From the entries below, extract every line that includes the word "values".

--- BEGIN ---

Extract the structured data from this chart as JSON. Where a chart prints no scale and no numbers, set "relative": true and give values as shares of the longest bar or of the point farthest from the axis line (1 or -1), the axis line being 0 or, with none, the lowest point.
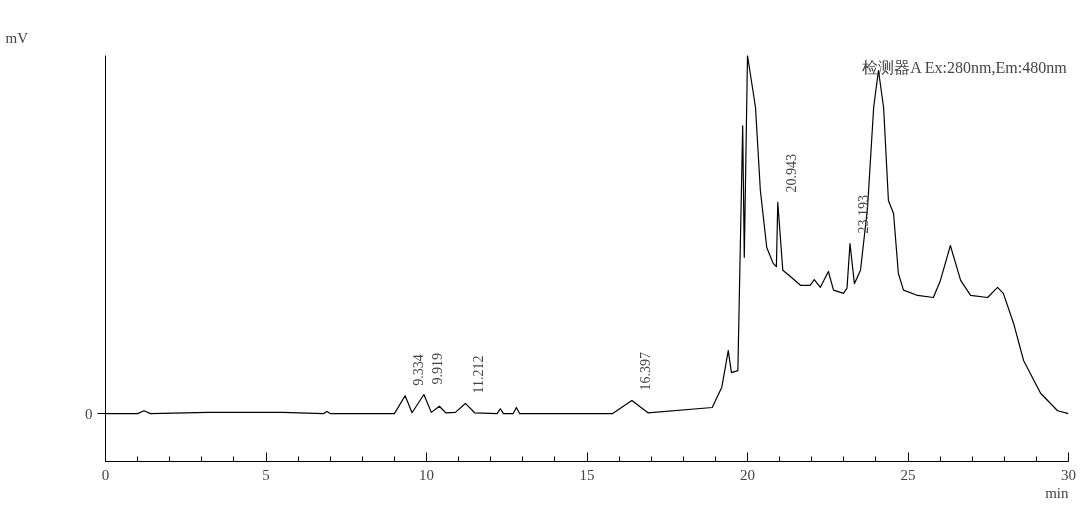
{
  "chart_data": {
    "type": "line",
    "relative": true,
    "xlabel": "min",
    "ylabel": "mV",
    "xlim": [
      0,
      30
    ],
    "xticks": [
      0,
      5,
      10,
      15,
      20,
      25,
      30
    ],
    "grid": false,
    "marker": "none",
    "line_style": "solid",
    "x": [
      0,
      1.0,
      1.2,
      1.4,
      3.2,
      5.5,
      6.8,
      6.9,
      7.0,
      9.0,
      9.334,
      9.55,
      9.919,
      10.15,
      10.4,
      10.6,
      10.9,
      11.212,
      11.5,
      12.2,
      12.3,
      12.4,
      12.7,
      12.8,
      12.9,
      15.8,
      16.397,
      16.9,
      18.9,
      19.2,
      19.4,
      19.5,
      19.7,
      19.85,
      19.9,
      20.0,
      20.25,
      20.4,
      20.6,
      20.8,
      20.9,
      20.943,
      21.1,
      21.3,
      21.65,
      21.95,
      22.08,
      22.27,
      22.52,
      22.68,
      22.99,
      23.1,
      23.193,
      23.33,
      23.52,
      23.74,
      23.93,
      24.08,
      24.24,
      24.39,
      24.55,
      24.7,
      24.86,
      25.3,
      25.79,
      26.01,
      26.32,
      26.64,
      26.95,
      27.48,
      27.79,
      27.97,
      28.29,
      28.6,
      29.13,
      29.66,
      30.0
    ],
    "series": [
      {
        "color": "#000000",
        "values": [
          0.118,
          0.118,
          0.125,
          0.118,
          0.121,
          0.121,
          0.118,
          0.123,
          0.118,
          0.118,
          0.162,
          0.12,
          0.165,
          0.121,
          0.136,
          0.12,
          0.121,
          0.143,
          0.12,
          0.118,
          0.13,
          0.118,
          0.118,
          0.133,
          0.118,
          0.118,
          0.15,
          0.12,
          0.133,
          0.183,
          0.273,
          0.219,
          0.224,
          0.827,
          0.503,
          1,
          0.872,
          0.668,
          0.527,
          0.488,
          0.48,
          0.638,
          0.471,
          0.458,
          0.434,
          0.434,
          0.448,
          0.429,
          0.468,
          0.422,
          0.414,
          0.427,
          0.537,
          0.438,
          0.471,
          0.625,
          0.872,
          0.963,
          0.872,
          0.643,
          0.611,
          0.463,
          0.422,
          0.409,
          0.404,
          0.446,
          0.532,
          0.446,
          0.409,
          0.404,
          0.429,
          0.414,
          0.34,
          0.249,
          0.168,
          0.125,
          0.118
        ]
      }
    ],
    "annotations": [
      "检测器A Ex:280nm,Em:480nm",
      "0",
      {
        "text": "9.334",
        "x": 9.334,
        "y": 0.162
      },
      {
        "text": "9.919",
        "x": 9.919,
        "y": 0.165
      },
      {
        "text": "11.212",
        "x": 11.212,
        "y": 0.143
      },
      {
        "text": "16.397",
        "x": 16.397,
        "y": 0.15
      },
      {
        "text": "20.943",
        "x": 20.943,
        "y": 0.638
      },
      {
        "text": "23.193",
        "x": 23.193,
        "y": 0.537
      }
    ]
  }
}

--- END ---

■ **Solution for this task**
Extract the structured data from this chart as JSON. Where a chart prints no scale and no numbers, set "relative": true and give values as shares of the longest bar or of the point farthest from the axis line (1 or -1), the axis line being 0 or, with none, the lowest point.
        "values": [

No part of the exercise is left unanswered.